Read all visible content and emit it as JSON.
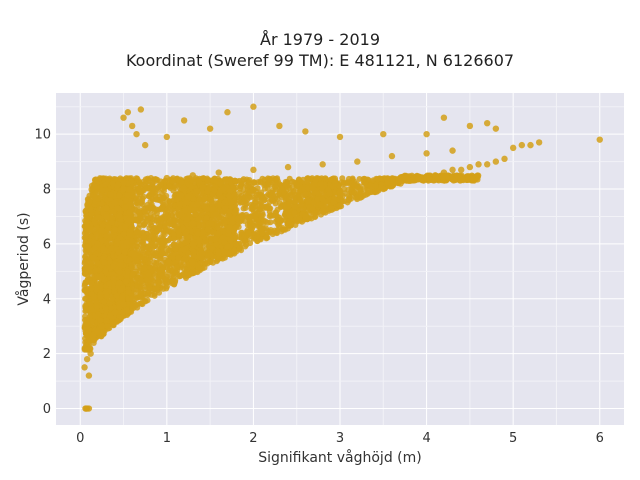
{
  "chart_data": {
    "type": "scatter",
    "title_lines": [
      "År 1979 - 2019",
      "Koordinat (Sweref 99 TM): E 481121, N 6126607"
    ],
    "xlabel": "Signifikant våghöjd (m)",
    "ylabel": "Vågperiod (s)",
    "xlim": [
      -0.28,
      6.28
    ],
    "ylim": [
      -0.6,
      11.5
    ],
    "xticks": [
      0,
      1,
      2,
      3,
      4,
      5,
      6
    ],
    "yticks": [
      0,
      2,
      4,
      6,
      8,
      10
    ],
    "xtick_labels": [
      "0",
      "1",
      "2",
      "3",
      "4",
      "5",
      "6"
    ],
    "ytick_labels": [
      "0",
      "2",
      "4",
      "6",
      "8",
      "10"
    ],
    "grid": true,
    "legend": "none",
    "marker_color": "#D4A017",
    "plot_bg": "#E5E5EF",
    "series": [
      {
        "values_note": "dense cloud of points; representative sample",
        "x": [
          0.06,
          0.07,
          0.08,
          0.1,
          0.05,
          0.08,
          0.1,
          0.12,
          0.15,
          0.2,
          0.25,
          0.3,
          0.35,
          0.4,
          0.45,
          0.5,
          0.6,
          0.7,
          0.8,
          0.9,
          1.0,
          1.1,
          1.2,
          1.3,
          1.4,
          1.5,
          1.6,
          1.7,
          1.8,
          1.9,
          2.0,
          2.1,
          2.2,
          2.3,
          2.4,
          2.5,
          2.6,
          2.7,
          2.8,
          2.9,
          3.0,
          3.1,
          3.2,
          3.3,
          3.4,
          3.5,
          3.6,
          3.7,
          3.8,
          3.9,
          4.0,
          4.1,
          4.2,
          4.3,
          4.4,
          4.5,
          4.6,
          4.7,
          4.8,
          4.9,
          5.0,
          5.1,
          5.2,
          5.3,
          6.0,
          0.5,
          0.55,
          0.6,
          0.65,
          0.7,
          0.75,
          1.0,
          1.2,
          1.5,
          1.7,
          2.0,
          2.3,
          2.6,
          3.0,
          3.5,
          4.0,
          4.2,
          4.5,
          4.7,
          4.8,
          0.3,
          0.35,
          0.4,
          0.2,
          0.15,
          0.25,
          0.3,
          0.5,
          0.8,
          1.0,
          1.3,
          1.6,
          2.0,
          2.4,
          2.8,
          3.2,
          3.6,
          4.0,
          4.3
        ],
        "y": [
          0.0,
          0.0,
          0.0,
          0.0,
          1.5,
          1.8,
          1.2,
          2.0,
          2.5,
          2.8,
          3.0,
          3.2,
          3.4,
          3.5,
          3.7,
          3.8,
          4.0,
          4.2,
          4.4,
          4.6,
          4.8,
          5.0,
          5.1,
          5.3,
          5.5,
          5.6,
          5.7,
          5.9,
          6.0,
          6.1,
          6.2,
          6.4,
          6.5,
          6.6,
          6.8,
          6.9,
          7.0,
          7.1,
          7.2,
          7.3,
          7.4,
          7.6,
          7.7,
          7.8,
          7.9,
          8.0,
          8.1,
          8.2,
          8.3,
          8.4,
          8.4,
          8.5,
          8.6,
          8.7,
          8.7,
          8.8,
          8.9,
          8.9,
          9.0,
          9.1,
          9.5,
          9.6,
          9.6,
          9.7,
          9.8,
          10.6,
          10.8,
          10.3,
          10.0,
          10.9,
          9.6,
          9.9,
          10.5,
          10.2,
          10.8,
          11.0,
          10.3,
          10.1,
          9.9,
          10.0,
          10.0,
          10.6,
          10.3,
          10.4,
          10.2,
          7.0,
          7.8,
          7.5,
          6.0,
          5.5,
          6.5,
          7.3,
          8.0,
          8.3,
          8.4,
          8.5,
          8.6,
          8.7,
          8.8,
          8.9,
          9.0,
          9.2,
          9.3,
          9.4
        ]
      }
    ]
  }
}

...

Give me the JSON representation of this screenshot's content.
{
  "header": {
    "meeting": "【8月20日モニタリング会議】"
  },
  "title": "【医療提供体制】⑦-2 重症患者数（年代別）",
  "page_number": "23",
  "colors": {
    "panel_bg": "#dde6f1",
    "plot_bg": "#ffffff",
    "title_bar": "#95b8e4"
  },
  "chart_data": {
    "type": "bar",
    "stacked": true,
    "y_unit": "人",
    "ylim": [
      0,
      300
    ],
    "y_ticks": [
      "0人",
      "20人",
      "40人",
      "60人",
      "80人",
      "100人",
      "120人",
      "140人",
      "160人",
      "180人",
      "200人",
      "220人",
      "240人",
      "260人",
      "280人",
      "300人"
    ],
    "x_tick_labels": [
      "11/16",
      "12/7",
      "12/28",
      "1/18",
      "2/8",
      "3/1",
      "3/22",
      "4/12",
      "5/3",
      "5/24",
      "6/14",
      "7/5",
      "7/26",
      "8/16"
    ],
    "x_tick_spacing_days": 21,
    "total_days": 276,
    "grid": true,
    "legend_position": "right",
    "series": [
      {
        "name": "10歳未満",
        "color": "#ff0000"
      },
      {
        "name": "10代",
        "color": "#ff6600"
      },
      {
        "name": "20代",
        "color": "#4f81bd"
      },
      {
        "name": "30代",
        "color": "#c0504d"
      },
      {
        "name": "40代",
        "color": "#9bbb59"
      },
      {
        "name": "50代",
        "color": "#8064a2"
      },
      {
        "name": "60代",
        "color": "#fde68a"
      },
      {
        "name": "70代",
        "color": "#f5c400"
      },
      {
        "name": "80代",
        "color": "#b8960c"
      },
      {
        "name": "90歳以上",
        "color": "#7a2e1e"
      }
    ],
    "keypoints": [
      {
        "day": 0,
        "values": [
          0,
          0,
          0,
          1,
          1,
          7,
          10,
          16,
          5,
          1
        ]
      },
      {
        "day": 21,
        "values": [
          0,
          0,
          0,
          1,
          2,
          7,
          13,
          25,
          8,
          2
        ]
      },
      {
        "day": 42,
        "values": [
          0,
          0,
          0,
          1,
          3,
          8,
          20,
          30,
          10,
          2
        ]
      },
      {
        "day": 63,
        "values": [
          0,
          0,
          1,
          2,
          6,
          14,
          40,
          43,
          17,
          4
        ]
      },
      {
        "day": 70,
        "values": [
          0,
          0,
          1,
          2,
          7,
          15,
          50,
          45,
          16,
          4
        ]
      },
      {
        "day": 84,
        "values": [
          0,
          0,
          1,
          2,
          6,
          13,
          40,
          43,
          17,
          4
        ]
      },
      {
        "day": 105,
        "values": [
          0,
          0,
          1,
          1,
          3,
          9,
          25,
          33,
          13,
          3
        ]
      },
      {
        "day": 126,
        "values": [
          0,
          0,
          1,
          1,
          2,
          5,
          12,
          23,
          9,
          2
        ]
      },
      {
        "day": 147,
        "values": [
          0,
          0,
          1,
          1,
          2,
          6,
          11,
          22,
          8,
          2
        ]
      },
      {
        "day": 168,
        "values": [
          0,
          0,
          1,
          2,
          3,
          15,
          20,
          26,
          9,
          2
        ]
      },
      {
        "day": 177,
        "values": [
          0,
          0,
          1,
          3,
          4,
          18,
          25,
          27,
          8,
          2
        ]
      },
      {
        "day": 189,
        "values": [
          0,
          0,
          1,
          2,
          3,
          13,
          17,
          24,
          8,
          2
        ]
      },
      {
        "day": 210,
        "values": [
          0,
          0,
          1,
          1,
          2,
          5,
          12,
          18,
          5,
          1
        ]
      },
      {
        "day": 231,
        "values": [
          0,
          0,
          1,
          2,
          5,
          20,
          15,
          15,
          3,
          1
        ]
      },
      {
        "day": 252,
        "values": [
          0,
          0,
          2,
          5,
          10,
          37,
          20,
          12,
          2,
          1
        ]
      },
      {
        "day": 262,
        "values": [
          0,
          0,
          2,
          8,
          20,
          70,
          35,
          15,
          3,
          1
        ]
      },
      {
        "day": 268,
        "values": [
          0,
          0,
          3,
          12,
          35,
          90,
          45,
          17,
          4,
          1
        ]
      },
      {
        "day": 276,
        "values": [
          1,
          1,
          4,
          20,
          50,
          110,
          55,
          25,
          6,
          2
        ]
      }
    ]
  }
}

■ THE PROBLEM
Which lines hold the word "JSON"? Copy each of them from the records.

■ WRITTEN RESPONSE
Read all visible content and emit it as JSON.
Give me the JSON representation of this screenshot's content.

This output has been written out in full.